Return a copy of each line that holds the string "this".

▶ **Data records**:
* * * * * * *
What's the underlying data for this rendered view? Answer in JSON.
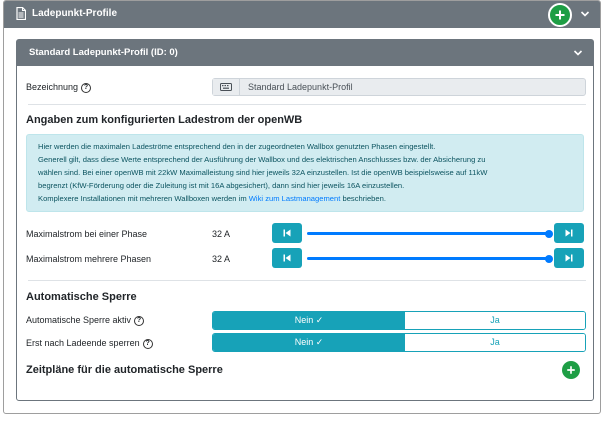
{
  "outer": {
    "title": "Ladepunkt-Profile"
  },
  "profile": {
    "title": "Standard Ladepunkt-Profil (ID: 0)",
    "name_label": "Bezeichnung",
    "name_value": "Standard Ladepunkt-Profil"
  },
  "current": {
    "heading": "Angaben zum konfigurierten Ladestrom der openWB",
    "info_lines": [
      "Hier werden die maximalen Ladeströme entsprechend den in der zugeordneten Wallbox genutzten Phasen eingestellt.",
      "Generell gilt, dass diese Werte entsprechend der Ausführung der Wallbox und des elektrischen Anschlusses bzw. der Absicherung zu",
      "wählen sind. Bei einer openWB mit 22kW Maximalleistung sind hier jeweils 32A einzustellen. Ist die openWB beispielsweise auf 11kW",
      "begrenzt (KfW-Förderung oder die Zuleitung ist mit 16A abgesichert), dann sind hier jeweils 16A einzustellen."
    ],
    "info_last_prefix": "Komplexere Installationen mit mehreren Wallboxen werden im ",
    "info_link": "Wiki zum Lastmanagement",
    "info_last_suffix": " beschrieben.",
    "single_phase": {
      "label": "Maximalstrom bei einer Phase",
      "value_text": "32 A",
      "fraction": 1.0
    },
    "multi_phase": {
      "label": "Maximalstrom mehrere Phasen",
      "value_text": "32 A",
      "fraction": 1.0
    }
  },
  "lock": {
    "heading": "Automatische Sperre",
    "active": {
      "label": "Automatische Sperre aktiv",
      "option_a": "Nein",
      "option_b": "Ja",
      "selected": "Nein"
    },
    "after_charge": {
      "label": "Erst nach Ladeende sperren",
      "option_a": "Nein",
      "option_b": "Ja",
      "selected": "Nein"
    }
  },
  "schedule": {
    "heading": "Zeitpläne für die automatische Sperre"
  },
  "colors": {
    "header": "#6c757d",
    "info": "#17a2b8",
    "slider": "#007bff",
    "add": "#1e9e45"
  }
}
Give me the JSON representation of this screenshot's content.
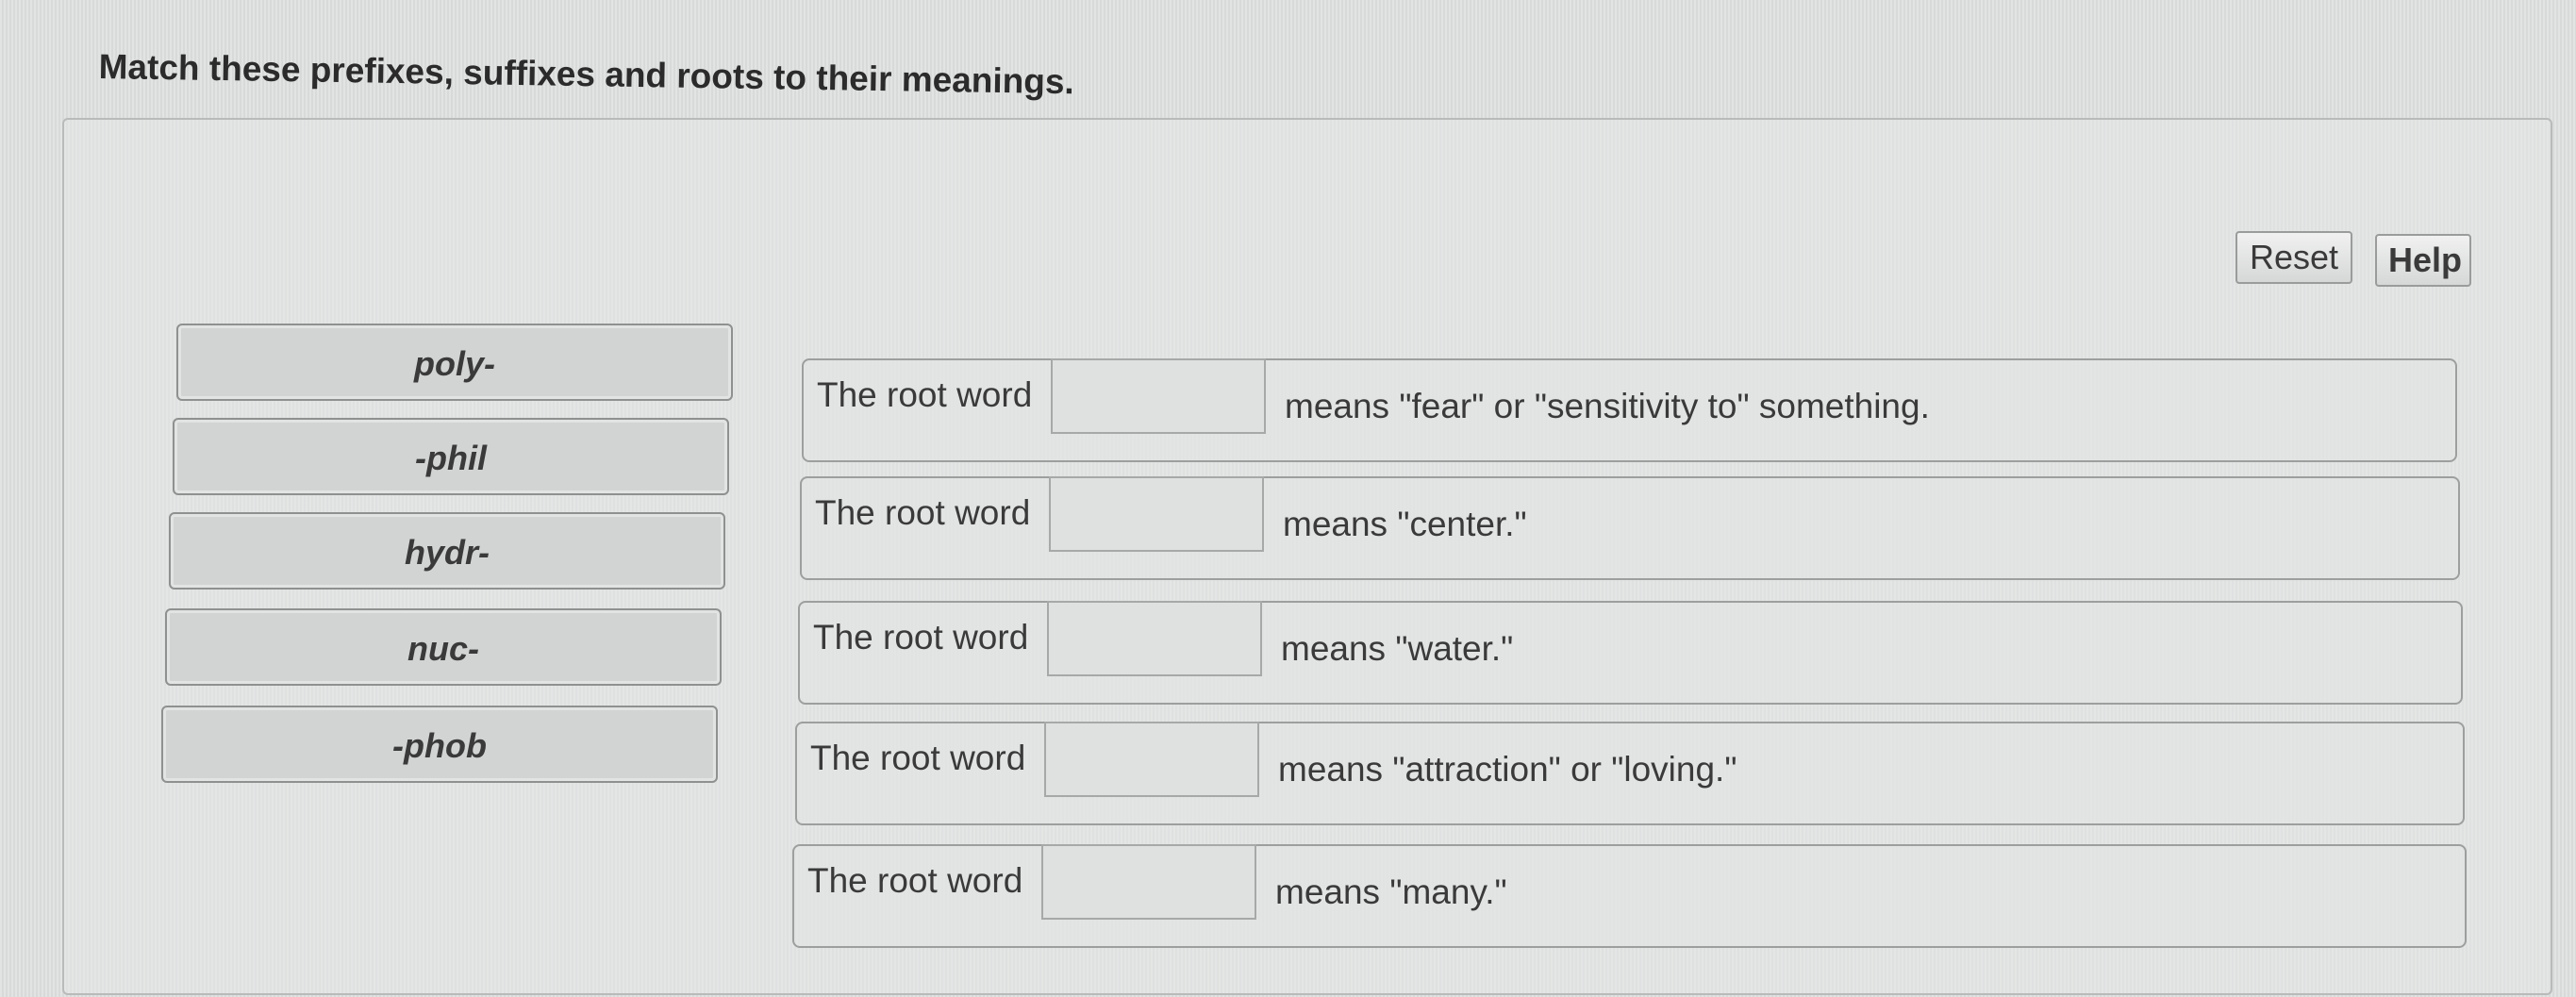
* * * * * * *
▶ **The output**:
What's the underlying data for this rendered view? Answer in JSON.
Give me the JSON representation of this screenshot's content.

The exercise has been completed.